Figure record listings
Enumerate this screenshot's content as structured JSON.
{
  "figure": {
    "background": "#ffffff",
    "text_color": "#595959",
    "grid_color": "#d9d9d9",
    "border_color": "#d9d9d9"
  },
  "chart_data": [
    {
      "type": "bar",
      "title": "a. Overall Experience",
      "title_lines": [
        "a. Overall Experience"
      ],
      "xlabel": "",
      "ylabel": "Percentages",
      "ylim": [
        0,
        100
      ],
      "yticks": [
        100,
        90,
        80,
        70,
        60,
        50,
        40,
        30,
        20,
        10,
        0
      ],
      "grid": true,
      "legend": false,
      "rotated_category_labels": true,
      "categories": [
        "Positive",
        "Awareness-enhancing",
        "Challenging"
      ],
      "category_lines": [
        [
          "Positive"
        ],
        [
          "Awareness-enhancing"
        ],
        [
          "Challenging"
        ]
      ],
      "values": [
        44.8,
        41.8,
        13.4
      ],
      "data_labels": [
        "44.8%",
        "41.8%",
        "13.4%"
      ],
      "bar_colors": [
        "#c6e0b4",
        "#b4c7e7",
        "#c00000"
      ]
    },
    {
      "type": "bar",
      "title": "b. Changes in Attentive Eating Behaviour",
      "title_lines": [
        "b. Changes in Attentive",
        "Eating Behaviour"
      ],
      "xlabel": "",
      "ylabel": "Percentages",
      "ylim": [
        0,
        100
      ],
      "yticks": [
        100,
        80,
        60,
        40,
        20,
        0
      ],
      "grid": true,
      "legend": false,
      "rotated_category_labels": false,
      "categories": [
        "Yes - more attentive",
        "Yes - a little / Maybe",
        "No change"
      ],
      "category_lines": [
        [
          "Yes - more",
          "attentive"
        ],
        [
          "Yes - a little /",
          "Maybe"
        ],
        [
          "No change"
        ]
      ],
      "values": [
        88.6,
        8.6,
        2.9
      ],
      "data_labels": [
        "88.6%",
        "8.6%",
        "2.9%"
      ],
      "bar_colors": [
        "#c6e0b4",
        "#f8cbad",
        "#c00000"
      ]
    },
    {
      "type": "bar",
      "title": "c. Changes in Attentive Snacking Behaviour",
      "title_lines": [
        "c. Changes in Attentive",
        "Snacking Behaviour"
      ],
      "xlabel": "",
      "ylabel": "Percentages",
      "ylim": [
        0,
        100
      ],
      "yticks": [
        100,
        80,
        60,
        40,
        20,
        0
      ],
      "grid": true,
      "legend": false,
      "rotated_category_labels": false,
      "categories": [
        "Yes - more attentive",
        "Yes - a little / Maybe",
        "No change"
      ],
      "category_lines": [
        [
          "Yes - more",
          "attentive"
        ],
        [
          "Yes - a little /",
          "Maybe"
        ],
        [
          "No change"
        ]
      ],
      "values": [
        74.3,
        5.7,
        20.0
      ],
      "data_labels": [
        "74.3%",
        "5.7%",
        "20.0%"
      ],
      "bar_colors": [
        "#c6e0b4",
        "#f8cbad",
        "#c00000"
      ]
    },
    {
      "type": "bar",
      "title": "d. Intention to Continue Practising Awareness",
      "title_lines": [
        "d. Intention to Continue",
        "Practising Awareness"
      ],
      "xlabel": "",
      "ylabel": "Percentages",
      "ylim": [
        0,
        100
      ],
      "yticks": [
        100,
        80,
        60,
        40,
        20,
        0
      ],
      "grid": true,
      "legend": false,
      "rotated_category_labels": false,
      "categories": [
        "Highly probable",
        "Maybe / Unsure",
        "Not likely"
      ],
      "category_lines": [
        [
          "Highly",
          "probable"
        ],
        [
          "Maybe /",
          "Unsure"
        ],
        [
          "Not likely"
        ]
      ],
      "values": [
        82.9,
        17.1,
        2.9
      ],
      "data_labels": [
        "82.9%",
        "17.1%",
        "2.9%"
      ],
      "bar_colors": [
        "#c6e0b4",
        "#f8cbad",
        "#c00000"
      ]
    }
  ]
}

• [WHAT NEEDS TO BE DONE]:
Repeat the records above exactly as they appear.

• [SOLUTION TO THE EXERCISE]:
Enumerate this screenshot's content as structured JSON.
{
  "figure": {
    "background": "#ffffff",
    "text_color": "#595959",
    "grid_color": "#d9d9d9",
    "border_color": "#d9d9d9"
  },
  "chart_data": [
    {
      "type": "bar",
      "title": "a. Overall Experience",
      "title_lines": [
        "a. Overall Experience"
      ],
      "xlabel": "",
      "ylabel": "Percentages",
      "ylim": [
        0,
        100
      ],
      "yticks": [
        100,
        90,
        80,
        70,
        60,
        50,
        40,
        30,
        20,
        10,
        0
      ],
      "grid": true,
      "legend": false,
      "rotated_category_labels": true,
      "categories": [
        "Positive",
        "Awareness-enhancing",
        "Challenging"
      ],
      "category_lines": [
        [
          "Positive"
        ],
        [
          "Awareness-enhancing"
        ],
        [
          "Challenging"
        ]
      ],
      "values": [
        44.8,
        41.8,
        13.4
      ],
      "data_labels": [
        "44.8%",
        "41.8%",
        "13.4%"
      ],
      "bar_colors": [
        "#c6e0b4",
        "#b4c7e7",
        "#c00000"
      ]
    },
    {
      "type": "bar",
      "title": "b. Changes in Attentive Eating Behaviour",
      "title_lines": [
        "b. Changes in Attentive",
        "Eating Behaviour"
      ],
      "xlabel": "",
      "ylabel": "Percentages",
      "ylim": [
        0,
        100
      ],
      "yticks": [
        100,
        80,
        60,
        40,
        20,
        0
      ],
      "grid": true,
      "legend": false,
      "rotated_category_labels": false,
      "categories": [
        "Yes - more attentive",
        "Yes - a little / Maybe",
        "No change"
      ],
      "category_lines": [
        [
          "Yes - more",
          "attentive"
        ],
        [
          "Yes - a little /",
          "Maybe"
        ],
        [
          "No change"
        ]
      ],
      "values": [
        88.6,
        8.6,
        2.9
      ],
      "data_labels": [
        "88.6%",
        "8.6%",
        "2.9%"
      ],
      "bar_colors": [
        "#c6e0b4",
        "#f8cbad",
        "#c00000"
      ]
    },
    {
      "type": "bar",
      "title": "c. Changes in Attentive Snacking Behaviour",
      "title_lines": [
        "c. Changes in Attentive",
        "Snacking Behaviour"
      ],
      "xlabel": "",
      "ylabel": "Percentages",
      "ylim": [
        0,
        100
      ],
      "yticks": [
        100,
        80,
        60,
        40,
        20,
        0
      ],
      "grid": true,
      "legend": false,
      "rotated_category_labels": false,
      "categories": [
        "Yes - more attentive",
        "Yes - a little / Maybe",
        "No change"
      ],
      "category_lines": [
        [
          "Yes - more",
          "attentive"
        ],
        [
          "Yes - a little /",
          "Maybe"
        ],
        [
          "No change"
        ]
      ],
      "values": [
        74.3,
        5.7,
        20.0
      ],
      "data_labels": [
        "74.3%",
        "5.7%",
        "20.0%"
      ],
      "bar_colors": [
        "#c6e0b4",
        "#f8cbad",
        "#c00000"
      ]
    },
    {
      "type": "bar",
      "title": "d. Intention to Continue Practising Awareness",
      "title_lines": [
        "d. Intention to Continue",
        "Practising Awareness"
      ],
      "xlabel": "",
      "ylabel": "Percentages",
      "ylim": [
        0,
        100
      ],
      "yticks": [
        100,
        80,
        60,
        40,
        20,
        0
      ],
      "grid": true,
      "legend": false,
      "rotated_category_labels": false,
      "categories": [
        "Highly probable",
        "Maybe / Unsure",
        "Not likely"
      ],
      "category_lines": [
        [
          "Highly",
          "probable"
        ],
        [
          "Maybe /",
          "Unsure"
        ],
        [
          "Not likely"
        ]
      ],
      "values": [
        82.9,
        17.1,
        2.9
      ],
      "data_labels": [
        "82.9%",
        "17.1%",
        "2.9%"
      ],
      "bar_colors": [
        "#c6e0b4",
        "#f8cbad",
        "#c00000"
      ]
    }
  ]
}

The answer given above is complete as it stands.